» **Given instruction**
Exactly reproduce the entries, dropping any pictures from your copy.

» **Dataset records**

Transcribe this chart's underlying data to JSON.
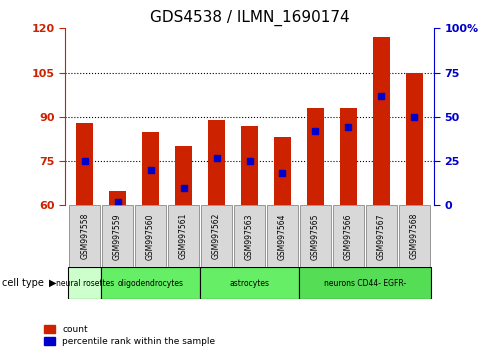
{
  "title": "GDS4538 / ILMN_1690174",
  "samples": [
    "GSM997558",
    "GSM997559",
    "GSM997560",
    "GSM997561",
    "GSM997562",
    "GSM997563",
    "GSM997564",
    "GSM997565",
    "GSM997566",
    "GSM997567",
    "GSM997568"
  ],
  "count_values": [
    88,
    65,
    85,
    80,
    89,
    87,
    83,
    93,
    93,
    117,
    105
  ],
  "percentile_values": [
    25,
    2,
    20,
    10,
    27,
    25,
    18,
    42,
    44,
    62,
    50
  ],
  "ylim_left": [
    60,
    120
  ],
  "ylim_right": [
    0,
    100
  ],
  "yticks_left": [
    60,
    75,
    90,
    105,
    120
  ],
  "yticks_right": [
    0,
    25,
    50,
    75,
    100
  ],
  "cell_types": [
    {
      "label": "neural rosettes",
      "start": 0,
      "end": 1
    },
    {
      "label": "oligodendrocytes",
      "start": 1,
      "end": 4
    },
    {
      "label": "astrocytes",
      "start": 4,
      "end": 7
    },
    {
      "label": "neurons CD44- EGFR-",
      "start": 7,
      "end": 11
    }
  ],
  "cell_type_colors": [
    "#ccffcc",
    "#66ee66",
    "#66ee66",
    "#55dd55"
  ],
  "bar_color": "#cc2200",
  "marker_color": "#0000cc",
  "bg_color": "#ffffff",
  "left_tick_color": "#cc2200",
  "right_tick_color": "#0000cc",
  "bar_width": 0.5,
  "figsize": [
    4.99,
    3.54
  ],
  "dpi": 100
}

» **Answer for the task**
Transcribe this chart's underlying data to JSON.
{
  "title": "GDS4538 / ILMN_1690174",
  "samples": [
    "GSM997558",
    "GSM997559",
    "GSM997560",
    "GSM997561",
    "GSM997562",
    "GSM997563",
    "GSM997564",
    "GSM997565",
    "GSM997566",
    "GSM997567",
    "GSM997568"
  ],
  "count_values": [
    88,
    65,
    85,
    80,
    89,
    87,
    83,
    93,
    93,
    117,
    105
  ],
  "percentile_values": [
    25,
    2,
    20,
    10,
    27,
    25,
    18,
    42,
    44,
    62,
    50
  ],
  "ylim_left": [
    60,
    120
  ],
  "ylim_right": [
    0,
    100
  ],
  "yticks_left": [
    60,
    75,
    90,
    105,
    120
  ],
  "yticks_right": [
    0,
    25,
    50,
    75,
    100
  ],
  "cell_types": [
    {
      "label": "neural rosettes",
      "start": 0,
      "end": 1
    },
    {
      "label": "oligodendrocytes",
      "start": 1,
      "end": 4
    },
    {
      "label": "astrocytes",
      "start": 4,
      "end": 7
    },
    {
      "label": "neurons CD44- EGFR-",
      "start": 7,
      "end": 11
    }
  ],
  "cell_type_colors": [
    "#ccffcc",
    "#66ee66",
    "#66ee66",
    "#55dd55"
  ],
  "bar_color": "#cc2200",
  "marker_color": "#0000cc",
  "bg_color": "#ffffff",
  "left_tick_color": "#cc2200",
  "right_tick_color": "#0000cc",
  "bar_width": 0.5,
  "figsize": [
    4.99,
    3.54
  ],
  "dpi": 100
}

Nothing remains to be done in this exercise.